> Written request:
Retype every entry exactly, character for character.

Figure dataset records

>>>

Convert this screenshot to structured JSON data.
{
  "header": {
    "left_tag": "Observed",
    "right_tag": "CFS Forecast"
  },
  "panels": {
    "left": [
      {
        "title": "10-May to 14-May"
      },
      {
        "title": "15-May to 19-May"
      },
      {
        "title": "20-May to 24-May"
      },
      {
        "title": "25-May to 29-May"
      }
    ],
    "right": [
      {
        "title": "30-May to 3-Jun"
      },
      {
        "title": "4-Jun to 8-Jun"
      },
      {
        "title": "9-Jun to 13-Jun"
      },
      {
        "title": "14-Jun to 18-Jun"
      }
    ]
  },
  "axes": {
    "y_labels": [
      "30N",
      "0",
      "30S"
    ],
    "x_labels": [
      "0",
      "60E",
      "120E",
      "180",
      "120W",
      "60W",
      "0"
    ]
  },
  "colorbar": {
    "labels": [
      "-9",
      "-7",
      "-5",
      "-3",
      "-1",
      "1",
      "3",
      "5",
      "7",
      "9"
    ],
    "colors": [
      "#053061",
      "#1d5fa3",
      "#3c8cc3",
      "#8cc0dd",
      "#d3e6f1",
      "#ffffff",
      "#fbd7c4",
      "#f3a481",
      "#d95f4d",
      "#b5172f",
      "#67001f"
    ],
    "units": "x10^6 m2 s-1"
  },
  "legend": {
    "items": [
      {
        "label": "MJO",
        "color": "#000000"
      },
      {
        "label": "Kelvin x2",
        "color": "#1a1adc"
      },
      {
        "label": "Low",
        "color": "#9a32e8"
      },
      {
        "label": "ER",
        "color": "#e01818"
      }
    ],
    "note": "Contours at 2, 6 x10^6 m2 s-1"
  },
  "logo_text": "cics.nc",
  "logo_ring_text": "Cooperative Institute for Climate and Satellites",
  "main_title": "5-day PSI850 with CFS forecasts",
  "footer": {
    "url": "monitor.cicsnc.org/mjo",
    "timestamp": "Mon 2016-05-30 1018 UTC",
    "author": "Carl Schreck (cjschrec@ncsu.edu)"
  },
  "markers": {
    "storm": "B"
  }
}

<<<

> Expected answer:
Convert this screenshot to structured JSON data.
{
  "header": {
    "left_tag": "Observed",
    "right_tag": "CFS Forecast"
  },
  "panels": {
    "left": [
      {
        "title": "10-May to 14-May"
      },
      {
        "title": "15-May to 19-May"
      },
      {
        "title": "20-May to 24-May"
      },
      {
        "title": "25-May to 29-May"
      }
    ],
    "right": [
      {
        "title": "30-May to 3-Jun"
      },
      {
        "title": "4-Jun to 8-Jun"
      },
      {
        "title": "9-Jun to 13-Jun"
      },
      {
        "title": "14-Jun to 18-Jun"
      }
    ]
  },
  "axes": {
    "y_labels": [
      "30N",
      "0",
      "30S"
    ],
    "x_labels": [
      "0",
      "60E",
      "120E",
      "180",
      "120W",
      "60W",
      "0"
    ]
  },
  "colorbar": {
    "labels": [
      "-9",
      "-7",
      "-5",
      "-3",
      "-1",
      "1",
      "3",
      "5",
      "7",
      "9"
    ],
    "colors": [
      "#053061",
      "#1d5fa3",
      "#3c8cc3",
      "#8cc0dd",
      "#d3e6f1",
      "#ffffff",
      "#fbd7c4",
      "#f3a481",
      "#d95f4d",
      "#b5172f",
      "#67001f"
    ],
    "units": "x10^6 m2 s-1"
  },
  "legend": {
    "items": [
      {
        "label": "MJO",
        "color": "#000000"
      },
      {
        "label": "Kelvin x2",
        "color": "#1a1adc"
      },
      {
        "label": "Low",
        "color": "#9a32e8"
      },
      {
        "label": "ER",
        "color": "#e01818"
      }
    ],
    "note": "Contours at 2, 6 x10^6 m2 s-1"
  },
  "logo_text": "cics.nc",
  "logo_ring_text": "Cooperative Institute for Climate and Satellites",
  "main_title": "5-day PSI850 with CFS forecasts",
  "footer": {
    "url": "monitor.cicsnc.org/mjo",
    "timestamp": "Mon 2016-05-30 1018 UTC",
    "author": "Carl Schreck (cjschrec@ncsu.edu)"
  },
  "markers": {
    "storm": "B"
  }
}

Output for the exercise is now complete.